### Directions
Reproduce the material exactly, omitting nothing.

## BEGIN Entries supplied

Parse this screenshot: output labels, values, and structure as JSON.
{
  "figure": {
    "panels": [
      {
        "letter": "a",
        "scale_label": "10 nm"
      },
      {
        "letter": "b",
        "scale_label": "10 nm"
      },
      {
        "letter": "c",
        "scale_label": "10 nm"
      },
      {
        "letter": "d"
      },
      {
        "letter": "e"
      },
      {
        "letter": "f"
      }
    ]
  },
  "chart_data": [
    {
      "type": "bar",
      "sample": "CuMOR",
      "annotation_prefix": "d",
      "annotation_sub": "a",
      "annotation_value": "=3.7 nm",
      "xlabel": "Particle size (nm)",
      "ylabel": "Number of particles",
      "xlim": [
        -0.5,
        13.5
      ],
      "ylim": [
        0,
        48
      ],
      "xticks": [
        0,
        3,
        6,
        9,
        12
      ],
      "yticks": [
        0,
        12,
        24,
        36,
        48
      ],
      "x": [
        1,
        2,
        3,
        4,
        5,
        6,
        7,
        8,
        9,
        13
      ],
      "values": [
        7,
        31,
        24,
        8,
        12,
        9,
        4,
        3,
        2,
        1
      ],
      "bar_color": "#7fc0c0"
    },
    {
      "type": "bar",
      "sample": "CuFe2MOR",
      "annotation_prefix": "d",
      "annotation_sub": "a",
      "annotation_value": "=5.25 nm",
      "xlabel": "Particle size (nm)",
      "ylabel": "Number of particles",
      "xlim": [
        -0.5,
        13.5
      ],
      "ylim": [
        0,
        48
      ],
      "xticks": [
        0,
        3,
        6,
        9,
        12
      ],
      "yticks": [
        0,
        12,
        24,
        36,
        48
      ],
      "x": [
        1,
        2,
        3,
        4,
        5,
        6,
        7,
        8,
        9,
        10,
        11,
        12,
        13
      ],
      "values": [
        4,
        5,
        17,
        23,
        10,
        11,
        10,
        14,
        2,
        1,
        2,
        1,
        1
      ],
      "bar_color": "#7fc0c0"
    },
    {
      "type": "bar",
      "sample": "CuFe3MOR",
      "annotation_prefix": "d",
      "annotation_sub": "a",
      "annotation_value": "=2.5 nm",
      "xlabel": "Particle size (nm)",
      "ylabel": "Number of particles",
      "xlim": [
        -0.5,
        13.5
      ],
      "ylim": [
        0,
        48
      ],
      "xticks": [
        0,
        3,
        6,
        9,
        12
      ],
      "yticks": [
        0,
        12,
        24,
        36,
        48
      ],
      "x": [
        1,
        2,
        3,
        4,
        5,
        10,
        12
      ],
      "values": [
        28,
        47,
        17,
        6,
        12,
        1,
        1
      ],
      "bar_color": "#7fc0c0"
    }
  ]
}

## END Entries supplied

### Full output
Parse this screenshot: output labels, values, and structure as JSON.
{
  "figure": {
    "panels": [
      {
        "letter": "a",
        "scale_label": "10 nm"
      },
      {
        "letter": "b",
        "scale_label": "10 nm"
      },
      {
        "letter": "c",
        "scale_label": "10 nm"
      },
      {
        "letter": "d"
      },
      {
        "letter": "e"
      },
      {
        "letter": "f"
      }
    ]
  },
  "chart_data": [
    {
      "type": "bar",
      "sample": "CuMOR",
      "annotation_prefix": "d",
      "annotation_sub": "a",
      "annotation_value": "=3.7 nm",
      "xlabel": "Particle size (nm)",
      "ylabel": "Number of particles",
      "xlim": [
        -0.5,
        13.5
      ],
      "ylim": [
        0,
        48
      ],
      "xticks": [
        0,
        3,
        6,
        9,
        12
      ],
      "yticks": [
        0,
        12,
        24,
        36,
        48
      ],
      "x": [
        1,
        2,
        3,
        4,
        5,
        6,
        7,
        8,
        9,
        13
      ],
      "values": [
        7,
        31,
        24,
        8,
        12,
        9,
        4,
        3,
        2,
        1
      ],
      "bar_color": "#7fc0c0"
    },
    {
      "type": "bar",
      "sample": "CuFe2MOR",
      "annotation_prefix": "d",
      "annotation_sub": "a",
      "annotation_value": "=5.25 nm",
      "xlabel": "Particle size (nm)",
      "ylabel": "Number of particles",
      "xlim": [
        -0.5,
        13.5
      ],
      "ylim": [
        0,
        48
      ],
      "xticks": [
        0,
        3,
        6,
        9,
        12
      ],
      "yticks": [
        0,
        12,
        24,
        36,
        48
      ],
      "x": [
        1,
        2,
        3,
        4,
        5,
        6,
        7,
        8,
        9,
        10,
        11,
        12,
        13
      ],
      "values": [
        4,
        5,
        17,
        23,
        10,
        11,
        10,
        14,
        2,
        1,
        2,
        1,
        1
      ],
      "bar_color": "#7fc0c0"
    },
    {
      "type": "bar",
      "sample": "CuFe3MOR",
      "annotation_prefix": "d",
      "annotation_sub": "a",
      "annotation_value": "=2.5 nm",
      "xlabel": "Particle size (nm)",
      "ylabel": "Number of particles",
      "xlim": [
        -0.5,
        13.5
      ],
      "ylim": [
        0,
        48
      ],
      "xticks": [
        0,
        3,
        6,
        9,
        12
      ],
      "yticks": [
        0,
        12,
        24,
        36,
        48
      ],
      "x": [
        1,
        2,
        3,
        4,
        5,
        10,
        12
      ],
      "values": [
        28,
        47,
        17,
        6,
        12,
        1,
        1
      ],
      "bar_color": "#7fc0c0"
    }
  ]
}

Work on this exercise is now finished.